-- To be done --
Write out the material exactly, without any of its pictures.

::: Data supplied :::

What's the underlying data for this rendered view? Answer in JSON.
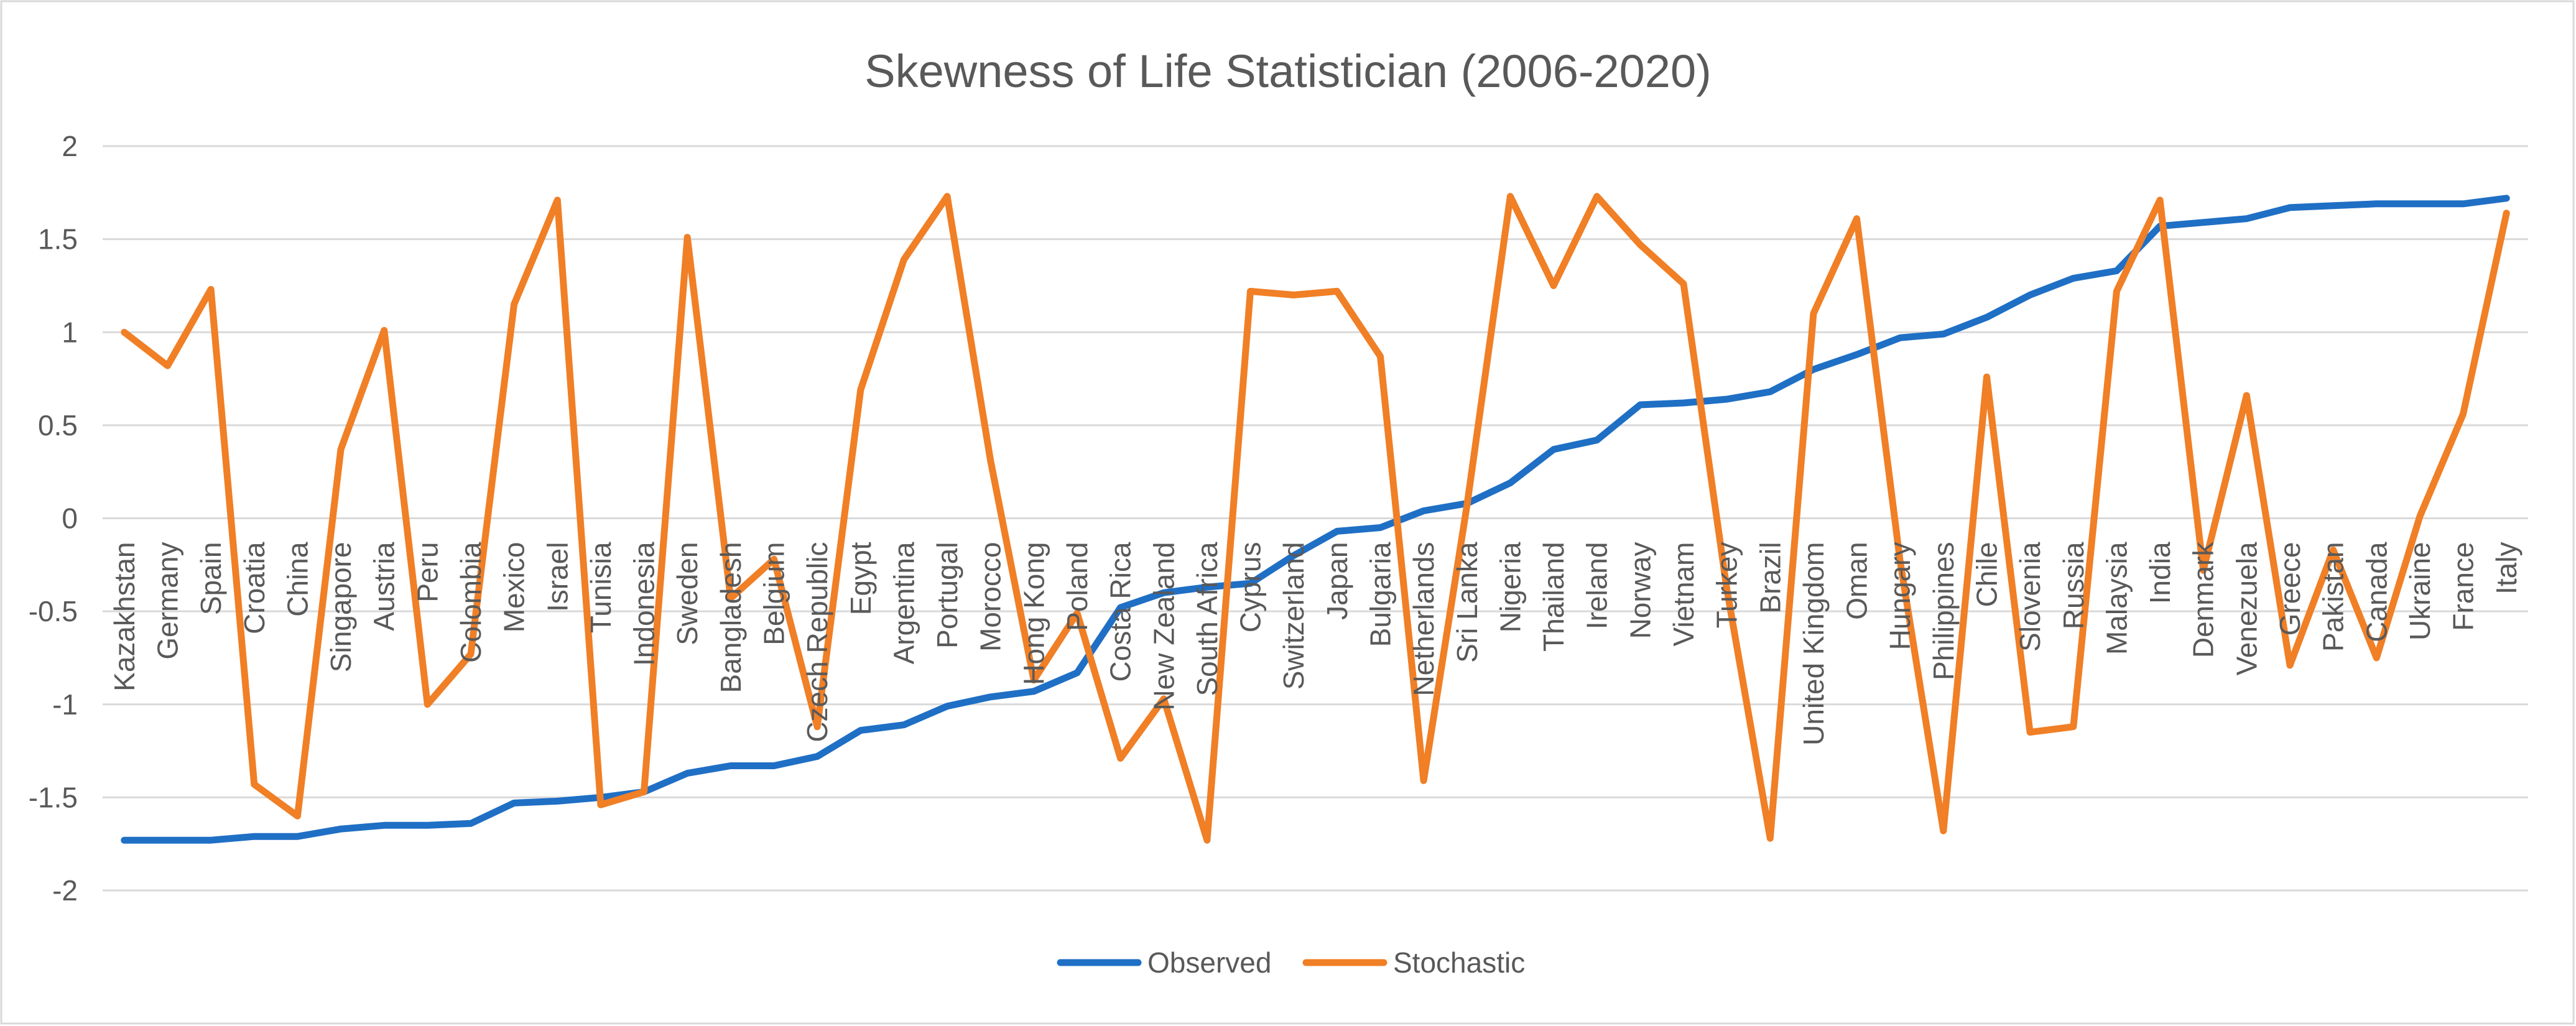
{
  "chart_data": {
    "type": "line",
    "title": "Skewness of Life Statistician (2006-2020)",
    "xlabel": "",
    "ylabel": "",
    "ylim": [
      -2,
      2
    ],
    "ytick_step": 0.5,
    "ytick_labels": [
      "2",
      "1.5",
      "1",
      "0.5",
      "0",
      "-0.5",
      "-1",
      "-1.5",
      "-2"
    ],
    "grid": true,
    "legend_position": "bottom-center",
    "categories": [
      "Kazakhstan",
      "Germany",
      "Spain",
      "Croatia",
      "China",
      "Singapore",
      "Austria",
      "Peru",
      "Colombia",
      "Mexico",
      "Israel",
      "Tunisia",
      "Indonesia",
      "Sweden",
      "Bangladesh",
      "Belgium",
      "Czech Republic",
      "Egypt",
      "Argentina",
      "Portugal",
      "Morocco",
      "Hong Kong",
      "Poland",
      "Costa Rica",
      "New Zealand",
      "South Africa",
      "Cyprus",
      "Switzerland",
      "Japan",
      "Bulgaria",
      "Netherlands",
      "Sri Lanka",
      "Nigeria",
      "Thailand",
      "Ireland",
      "Norway",
      "Vietnam",
      "Turkey",
      "Brazil",
      "United Kingdom",
      "Oman",
      "Hungary",
      "Philippines",
      "Chile",
      "Slovenia",
      "Russia",
      "Malaysia",
      "India",
      "Denmark",
      "Venezuela",
      "Greece",
      "Pakistan",
      "Canada",
      "Ukraine",
      "France",
      "Italy"
    ],
    "series": [
      {
        "name": "Observed",
        "color": "#1f6fc5",
        "values": [
          -1.73,
          -1.73,
          -1.73,
          -1.71,
          -1.71,
          -1.67,
          -1.65,
          -1.65,
          -1.64,
          -1.53,
          -1.52,
          -1.5,
          -1.47,
          -1.37,
          -1.33,
          -1.33,
          -1.28,
          -1.14,
          -1.11,
          -1.01,
          -0.96,
          -0.93,
          -0.83,
          -0.48,
          -0.4,
          -0.37,
          -0.35,
          -0.2,
          -0.07,
          -0.05,
          0.04,
          0.08,
          0.19,
          0.37,
          0.42,
          0.61,
          0.62,
          0.64,
          0.68,
          0.8,
          0.88,
          0.97,
          0.99,
          1.08,
          1.2,
          1.29,
          1.33,
          1.57,
          1.59,
          1.61,
          1.67,
          1.68,
          1.69,
          1.69,
          1.69,
          1.72
        ]
      },
      {
        "name": "Stochastic",
        "color": "#f07f26",
        "values": [
          1.0,
          0.82,
          1.23,
          -1.43,
          -1.6,
          0.37,
          1.01,
          -1.0,
          -0.73,
          1.15,
          1.71,
          -1.54,
          -1.47,
          1.51,
          -0.43,
          -0.22,
          -1.12,
          0.69,
          1.39,
          1.73,
          0.31,
          -0.87,
          -0.51,
          -1.29,
          -0.97,
          -1.73,
          1.22,
          1.2,
          1.22,
          0.87,
          -1.41,
          0.07,
          1.73,
          1.25,
          1.73,
          1.47,
          1.26,
          -0.38,
          -1.72,
          1.1,
          1.61,
          -0.23,
          -1.68,
          0.76,
          -1.15,
          -1.12,
          1.22,
          1.71,
          -0.28,
          0.66,
          -0.79,
          -0.17,
          -0.75,
          0.01,
          0.56,
          1.64
        ]
      }
    ]
  }
}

:::

-- The result --
What's the underlying data for this rendered view? Answer in JSON.
{
  "chart_data": {
    "type": "line",
    "title": "Skewness of Life Statistician (2006-2020)",
    "xlabel": "",
    "ylabel": "",
    "ylim": [
      -2,
      2
    ],
    "ytick_step": 0.5,
    "ytick_labels": [
      "2",
      "1.5",
      "1",
      "0.5",
      "0",
      "-0.5",
      "-1",
      "-1.5",
      "-2"
    ],
    "grid": true,
    "legend_position": "bottom-center",
    "categories": [
      "Kazakhstan",
      "Germany",
      "Spain",
      "Croatia",
      "China",
      "Singapore",
      "Austria",
      "Peru",
      "Colombia",
      "Mexico",
      "Israel",
      "Tunisia",
      "Indonesia",
      "Sweden",
      "Bangladesh",
      "Belgium",
      "Czech Republic",
      "Egypt",
      "Argentina",
      "Portugal",
      "Morocco",
      "Hong Kong",
      "Poland",
      "Costa Rica",
      "New Zealand",
      "South Africa",
      "Cyprus",
      "Switzerland",
      "Japan",
      "Bulgaria",
      "Netherlands",
      "Sri Lanka",
      "Nigeria",
      "Thailand",
      "Ireland",
      "Norway",
      "Vietnam",
      "Turkey",
      "Brazil",
      "United Kingdom",
      "Oman",
      "Hungary",
      "Philippines",
      "Chile",
      "Slovenia",
      "Russia",
      "Malaysia",
      "India",
      "Denmark",
      "Venezuela",
      "Greece",
      "Pakistan",
      "Canada",
      "Ukraine",
      "France",
      "Italy"
    ],
    "series": [
      {
        "name": "Observed",
        "color": "#1f6fc5",
        "values": [
          -1.73,
          -1.73,
          -1.73,
          -1.71,
          -1.71,
          -1.67,
          -1.65,
          -1.65,
          -1.64,
          -1.53,
          -1.52,
          -1.5,
          -1.47,
          -1.37,
          -1.33,
          -1.33,
          -1.28,
          -1.14,
          -1.11,
          -1.01,
          -0.96,
          -0.93,
          -0.83,
          -0.48,
          -0.4,
          -0.37,
          -0.35,
          -0.2,
          -0.07,
          -0.05,
          0.04,
          0.08,
          0.19,
          0.37,
          0.42,
          0.61,
          0.62,
          0.64,
          0.68,
          0.8,
          0.88,
          0.97,
          0.99,
          1.08,
          1.2,
          1.29,
          1.33,
          1.57,
          1.59,
          1.61,
          1.67,
          1.68,
          1.69,
          1.69,
          1.69,
          1.72
        ]
      },
      {
        "name": "Stochastic",
        "color": "#f07f26",
        "values": [
          1.0,
          0.82,
          1.23,
          -1.43,
          -1.6,
          0.37,
          1.01,
          -1.0,
          -0.73,
          1.15,
          1.71,
          -1.54,
          -1.47,
          1.51,
          -0.43,
          -0.22,
          -1.12,
          0.69,
          1.39,
          1.73,
          0.31,
          -0.87,
          -0.51,
          -1.29,
          -0.97,
          -1.73,
          1.22,
          1.2,
          1.22,
          0.87,
          -1.41,
          0.07,
          1.73,
          1.25,
          1.73,
          1.47,
          1.26,
          -0.38,
          -1.72,
          1.1,
          1.61,
          -0.23,
          -1.68,
          0.76,
          -1.15,
          -1.12,
          1.22,
          1.71,
          -0.28,
          0.66,
          -0.79,
          -0.17,
          -0.75,
          0.01,
          0.56,
          1.64
        ]
      }
    ]
  }
}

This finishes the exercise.